- **Listed records**:
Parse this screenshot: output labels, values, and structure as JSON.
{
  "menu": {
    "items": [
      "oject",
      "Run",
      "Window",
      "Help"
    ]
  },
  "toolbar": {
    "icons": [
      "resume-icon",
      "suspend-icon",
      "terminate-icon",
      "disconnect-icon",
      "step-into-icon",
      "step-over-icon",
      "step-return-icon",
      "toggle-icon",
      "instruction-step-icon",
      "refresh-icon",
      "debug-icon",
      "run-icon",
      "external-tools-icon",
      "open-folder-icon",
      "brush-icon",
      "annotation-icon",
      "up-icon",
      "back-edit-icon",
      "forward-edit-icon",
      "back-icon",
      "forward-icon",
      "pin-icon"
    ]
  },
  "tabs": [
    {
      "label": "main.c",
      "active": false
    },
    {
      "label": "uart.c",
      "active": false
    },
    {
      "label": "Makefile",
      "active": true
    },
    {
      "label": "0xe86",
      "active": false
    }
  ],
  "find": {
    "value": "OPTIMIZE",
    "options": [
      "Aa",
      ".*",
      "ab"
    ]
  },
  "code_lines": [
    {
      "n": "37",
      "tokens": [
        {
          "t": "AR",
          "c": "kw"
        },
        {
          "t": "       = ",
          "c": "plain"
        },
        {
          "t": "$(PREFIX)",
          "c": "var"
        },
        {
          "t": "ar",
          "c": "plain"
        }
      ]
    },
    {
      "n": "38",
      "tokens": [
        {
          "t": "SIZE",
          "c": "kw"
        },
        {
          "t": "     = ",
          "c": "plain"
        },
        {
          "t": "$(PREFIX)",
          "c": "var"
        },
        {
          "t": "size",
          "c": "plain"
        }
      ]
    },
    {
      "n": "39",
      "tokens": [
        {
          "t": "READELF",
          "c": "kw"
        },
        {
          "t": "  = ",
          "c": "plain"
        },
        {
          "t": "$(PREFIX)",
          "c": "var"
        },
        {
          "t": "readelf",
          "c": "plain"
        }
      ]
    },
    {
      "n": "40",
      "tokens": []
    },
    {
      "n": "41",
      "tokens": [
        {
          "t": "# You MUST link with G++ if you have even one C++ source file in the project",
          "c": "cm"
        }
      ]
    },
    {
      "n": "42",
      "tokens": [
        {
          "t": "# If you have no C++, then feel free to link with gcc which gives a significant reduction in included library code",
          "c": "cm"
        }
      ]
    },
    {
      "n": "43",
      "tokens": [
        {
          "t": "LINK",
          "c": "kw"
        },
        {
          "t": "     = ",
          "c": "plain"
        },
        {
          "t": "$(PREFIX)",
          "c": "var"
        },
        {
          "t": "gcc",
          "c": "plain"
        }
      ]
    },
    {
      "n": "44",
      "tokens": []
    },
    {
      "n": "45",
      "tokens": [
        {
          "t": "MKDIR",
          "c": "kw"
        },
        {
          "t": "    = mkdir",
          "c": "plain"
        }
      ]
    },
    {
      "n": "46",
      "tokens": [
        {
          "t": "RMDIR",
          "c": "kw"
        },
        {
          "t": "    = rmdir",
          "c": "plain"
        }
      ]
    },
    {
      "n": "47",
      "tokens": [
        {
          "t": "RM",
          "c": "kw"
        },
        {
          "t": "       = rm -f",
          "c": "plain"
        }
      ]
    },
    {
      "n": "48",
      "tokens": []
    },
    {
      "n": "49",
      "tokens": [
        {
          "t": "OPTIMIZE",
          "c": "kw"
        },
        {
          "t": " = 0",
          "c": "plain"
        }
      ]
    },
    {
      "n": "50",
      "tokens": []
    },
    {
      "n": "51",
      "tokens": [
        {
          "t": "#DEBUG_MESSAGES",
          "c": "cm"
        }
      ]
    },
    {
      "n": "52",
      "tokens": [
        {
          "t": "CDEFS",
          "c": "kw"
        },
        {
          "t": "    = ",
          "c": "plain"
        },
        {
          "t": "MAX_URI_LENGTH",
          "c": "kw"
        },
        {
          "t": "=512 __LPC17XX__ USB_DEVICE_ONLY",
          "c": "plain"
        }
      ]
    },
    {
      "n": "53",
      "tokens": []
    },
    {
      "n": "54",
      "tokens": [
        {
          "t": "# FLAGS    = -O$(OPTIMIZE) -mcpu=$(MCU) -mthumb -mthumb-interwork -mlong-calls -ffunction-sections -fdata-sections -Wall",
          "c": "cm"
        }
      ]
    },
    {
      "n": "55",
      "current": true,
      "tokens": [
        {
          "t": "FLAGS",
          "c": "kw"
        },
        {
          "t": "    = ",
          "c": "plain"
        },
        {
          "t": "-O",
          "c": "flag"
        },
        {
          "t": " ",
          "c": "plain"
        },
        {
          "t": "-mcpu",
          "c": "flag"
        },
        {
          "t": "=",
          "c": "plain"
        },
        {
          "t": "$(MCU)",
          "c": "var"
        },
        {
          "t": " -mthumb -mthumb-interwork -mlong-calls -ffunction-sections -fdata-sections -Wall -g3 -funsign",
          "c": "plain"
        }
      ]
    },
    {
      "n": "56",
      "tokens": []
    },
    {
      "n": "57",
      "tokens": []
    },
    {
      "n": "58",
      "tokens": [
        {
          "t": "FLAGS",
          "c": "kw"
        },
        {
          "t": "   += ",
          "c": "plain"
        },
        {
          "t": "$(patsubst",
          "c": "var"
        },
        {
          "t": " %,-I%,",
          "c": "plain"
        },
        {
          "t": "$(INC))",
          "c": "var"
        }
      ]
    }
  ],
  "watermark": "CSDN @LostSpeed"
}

- **Your instructions**:
Reproduce the full listing exactly.

- **Exercise response**:
Parse this screenshot: output labels, values, and structure as JSON.
{
  "menu": {
    "items": [
      "oject",
      "Run",
      "Window",
      "Help"
    ]
  },
  "toolbar": {
    "icons": [
      "resume-icon",
      "suspend-icon",
      "terminate-icon",
      "disconnect-icon",
      "step-into-icon",
      "step-over-icon",
      "step-return-icon",
      "toggle-icon",
      "instruction-step-icon",
      "refresh-icon",
      "debug-icon",
      "run-icon",
      "external-tools-icon",
      "open-folder-icon",
      "brush-icon",
      "annotation-icon",
      "up-icon",
      "back-edit-icon",
      "forward-edit-icon",
      "back-icon",
      "forward-icon",
      "pin-icon"
    ]
  },
  "tabs": [
    {
      "label": "main.c",
      "active": false
    },
    {
      "label": "uart.c",
      "active": false
    },
    {
      "label": "Makefile",
      "active": true
    },
    {
      "label": "0xe86",
      "active": false
    }
  ],
  "find": {
    "value": "OPTIMIZE",
    "options": [
      "Aa",
      ".*",
      "ab"
    ]
  },
  "code_lines": [
    {
      "n": "37",
      "tokens": [
        {
          "t": "AR",
          "c": "kw"
        },
        {
          "t": "       = ",
          "c": "plain"
        },
        {
          "t": "$(PREFIX)",
          "c": "var"
        },
        {
          "t": "ar",
          "c": "plain"
        }
      ]
    },
    {
      "n": "38",
      "tokens": [
        {
          "t": "SIZE",
          "c": "kw"
        },
        {
          "t": "     = ",
          "c": "plain"
        },
        {
          "t": "$(PREFIX)",
          "c": "var"
        },
        {
          "t": "size",
          "c": "plain"
        }
      ]
    },
    {
      "n": "39",
      "tokens": [
        {
          "t": "READELF",
          "c": "kw"
        },
        {
          "t": "  = ",
          "c": "plain"
        },
        {
          "t": "$(PREFIX)",
          "c": "var"
        },
        {
          "t": "readelf",
          "c": "plain"
        }
      ]
    },
    {
      "n": "40",
      "tokens": []
    },
    {
      "n": "41",
      "tokens": [
        {
          "t": "# You MUST link with G++ if you have even one C++ source file in the project",
          "c": "cm"
        }
      ]
    },
    {
      "n": "42",
      "tokens": [
        {
          "t": "# If you have no C++, then feel free to link with gcc which gives a significant reduction in included library code",
          "c": "cm"
        }
      ]
    },
    {
      "n": "43",
      "tokens": [
        {
          "t": "LINK",
          "c": "kw"
        },
        {
          "t": "     = ",
          "c": "plain"
        },
        {
          "t": "$(PREFIX)",
          "c": "var"
        },
        {
          "t": "gcc",
          "c": "plain"
        }
      ]
    },
    {
      "n": "44",
      "tokens": []
    },
    {
      "n": "45",
      "tokens": [
        {
          "t": "MKDIR",
          "c": "kw"
        },
        {
          "t": "    = mkdir",
          "c": "plain"
        }
      ]
    },
    {
      "n": "46",
      "tokens": [
        {
          "t": "RMDIR",
          "c": "kw"
        },
        {
          "t": "    = rmdir",
          "c": "plain"
        }
      ]
    },
    {
      "n": "47",
      "tokens": [
        {
          "t": "RM",
          "c": "kw"
        },
        {
          "t": "       = rm -f",
          "c": "plain"
        }
      ]
    },
    {
      "n": "48",
      "tokens": []
    },
    {
      "n": "49",
      "tokens": [
        {
          "t": "OPTIMIZE",
          "c": "kw"
        },
        {
          "t": " = 0",
          "c": "plain"
        }
      ]
    },
    {
      "n": "50",
      "tokens": []
    },
    {
      "n": "51",
      "tokens": [
        {
          "t": "#DEBUG_MESSAGES",
          "c": "cm"
        }
      ]
    },
    {
      "n": "52",
      "tokens": [
        {
          "t": "CDEFS",
          "c": "kw"
        },
        {
          "t": "    = ",
          "c": "plain"
        },
        {
          "t": "MAX_URI_LENGTH",
          "c": "kw"
        },
        {
          "t": "=512 __LPC17XX__ USB_DEVICE_ONLY",
          "c": "plain"
        }
      ]
    },
    {
      "n": "53",
      "tokens": []
    },
    {
      "n": "54",
      "tokens": [
        {
          "t": "# FLAGS    = -O$(OPTIMIZE) -mcpu=$(MCU) -mthumb -mthumb-interwork -mlong-calls -ffunction-sections -fdata-sections -Wall",
          "c": "cm"
        }
      ]
    },
    {
      "n": "55",
      "current": true,
      "tokens": [
        {
          "t": "FLAGS",
          "c": "kw"
        },
        {
          "t": "    = ",
          "c": "plain"
        },
        {
          "t": "-O",
          "c": "flag"
        },
        {
          "t": " ",
          "c": "plain"
        },
        {
          "t": "-mcpu",
          "c": "flag"
        },
        {
          "t": "=",
          "c": "plain"
        },
        {
          "t": "$(MCU)",
          "c": "var"
        },
        {
          "t": " -mthumb -mthumb-interwork -mlong-calls -ffunction-sections -fdata-sections -Wall -g3 -funsign",
          "c": "plain"
        }
      ]
    },
    {
      "n": "56",
      "tokens": []
    },
    {
      "n": "57",
      "tokens": []
    },
    {
      "n": "58",
      "tokens": [
        {
          "t": "FLAGS",
          "c": "kw"
        },
        {
          "t": "   += ",
          "c": "plain"
        },
        {
          "t": "$(patsubst",
          "c": "var"
        },
        {
          "t": " %,-I%,",
          "c": "plain"
        },
        {
          "t": "$(INC))",
          "c": "var"
        }
      ]
    }
  ],
  "watermark": "CSDN @LostSpeed"
}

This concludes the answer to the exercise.